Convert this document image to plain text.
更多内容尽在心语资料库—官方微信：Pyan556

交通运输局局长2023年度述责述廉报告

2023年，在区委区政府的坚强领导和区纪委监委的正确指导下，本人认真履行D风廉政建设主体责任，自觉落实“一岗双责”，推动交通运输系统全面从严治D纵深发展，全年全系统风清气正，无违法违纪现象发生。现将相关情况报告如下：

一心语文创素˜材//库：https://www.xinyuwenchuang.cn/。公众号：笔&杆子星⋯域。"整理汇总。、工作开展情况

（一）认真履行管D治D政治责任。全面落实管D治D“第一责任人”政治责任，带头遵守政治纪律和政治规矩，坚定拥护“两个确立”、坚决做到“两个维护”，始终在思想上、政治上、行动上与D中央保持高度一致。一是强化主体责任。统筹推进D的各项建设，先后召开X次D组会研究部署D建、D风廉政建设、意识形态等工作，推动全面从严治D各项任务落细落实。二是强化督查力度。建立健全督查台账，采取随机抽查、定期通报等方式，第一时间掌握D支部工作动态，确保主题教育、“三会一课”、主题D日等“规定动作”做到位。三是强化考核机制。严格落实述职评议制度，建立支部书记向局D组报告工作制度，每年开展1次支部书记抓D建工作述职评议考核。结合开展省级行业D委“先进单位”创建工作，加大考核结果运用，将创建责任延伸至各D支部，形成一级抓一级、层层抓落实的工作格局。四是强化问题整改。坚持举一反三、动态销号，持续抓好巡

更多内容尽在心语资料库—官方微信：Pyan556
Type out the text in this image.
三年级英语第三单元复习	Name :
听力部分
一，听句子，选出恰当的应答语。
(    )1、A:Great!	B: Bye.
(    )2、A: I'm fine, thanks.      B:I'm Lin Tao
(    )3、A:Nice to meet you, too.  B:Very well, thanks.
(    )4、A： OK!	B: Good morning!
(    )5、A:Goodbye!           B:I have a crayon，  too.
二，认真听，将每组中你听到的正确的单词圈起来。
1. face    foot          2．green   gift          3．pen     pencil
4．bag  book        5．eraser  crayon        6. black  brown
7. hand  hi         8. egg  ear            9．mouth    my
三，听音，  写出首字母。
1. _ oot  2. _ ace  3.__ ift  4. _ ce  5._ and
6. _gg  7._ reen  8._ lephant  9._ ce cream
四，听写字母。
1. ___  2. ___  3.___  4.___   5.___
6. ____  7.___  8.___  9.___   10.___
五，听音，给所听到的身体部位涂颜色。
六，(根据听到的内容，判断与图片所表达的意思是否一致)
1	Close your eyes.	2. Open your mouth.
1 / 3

# # # # #

[Work required] Extract the complete set of records unchanged.

[Task output]
Convert this document image to plain text.
更多内容尽在心语资料库—官方微信：Pyan556

交通运输局局长2023年度述责述廉报告

2023年，在区委区政府的坚强领导和区纪委监委的正确指导下，本人认真履行D风廉政建设主体责任，自觉落实“一岗双责”，推动交通运输系统全面从严治D纵深发展，全年全系统风清气正，无违法违纪现象发生。现将相关情况报告如下：

一心语文创素˜材//库：https://www.xinyuwenchuang.cn/。公众号：笔&杆子星⋯域。"整理汇总。、工作开展情况

（一）认真履行管D治D政治责任。全面落实管D治D“第一责任人”政治责任，带头遵守政治纪律和政治规矩，坚定拥护“两个确立”、坚决做到“两个维护”，始终在思想上、政治上、行动上与D中央保持高度一致。一是强化主体责任。统筹推进D的各项建设，先后召开X次D组会研究部署D建、D风廉政建设、意识形态等工作，推动全面从严治D各项任务落细落实。二是强化督查力度。建立健全督查台账，采取随机抽查、定期通报等方式，第一时间掌握D支部工作动态，确保主题教育、“三会一课”、主题D日等“规定动作”做到位。三是强化考核机制。严格落实述职评议制度，建立支部书记向局D组报告工作制度，每年开展1次支部书记抓D建工作述职评议考核。结合开展省级行业D委“先进单位”创建工作，加大考核结果运用，将创建责任延伸至各D支部，形成一级抓一级、层层抓落实的工作格局。四是强化问题整改。坚持举一反三、动态销号，持续抓好巡

更多内容尽在心语资料库—官方微信：Pyan556
Type out the text in this image.
三年级英语第三单元复习	Name :
听力部分
一，听句子，选出恰当的应答语。
(    )1、A:Great!	B: Bye.
(    )2、A: I'm fine, thanks.      B:I'm Lin Tao
(    )3、A:Nice to meet you, too.  B:Very well, thanks.
(    )4、A： OK!	B: Good morning!
(    )5、A:Goodbye!           B:I have a crayon，  too.
二，认真听，将每组中你听到的正确的单词圈起来。
1. face    foot          2．green   gift          3．pen     pencil
4．bag  book        5．eraser  crayon        6. black  brown
7. hand  hi         8. egg  ear            9．mouth    my
三，听音，  写出首字母。
1. _ oot  2. _ ace  3.__ ift  4. _ ce  5._ and
6. _gg  7._ reen  8._ lephant  9._ ce cream
四，听写字母。
1. ___  2. ___  3.___  4.___   5.___
6. ____  7.___  8.___  9.___   10.___
五，听音，给所听到的身体部位涂颜色。
六，(根据听到的内容，判断与图片所表达的意思是否一致)
1	Close your eyes.	2. Open your mouth.
1 / 3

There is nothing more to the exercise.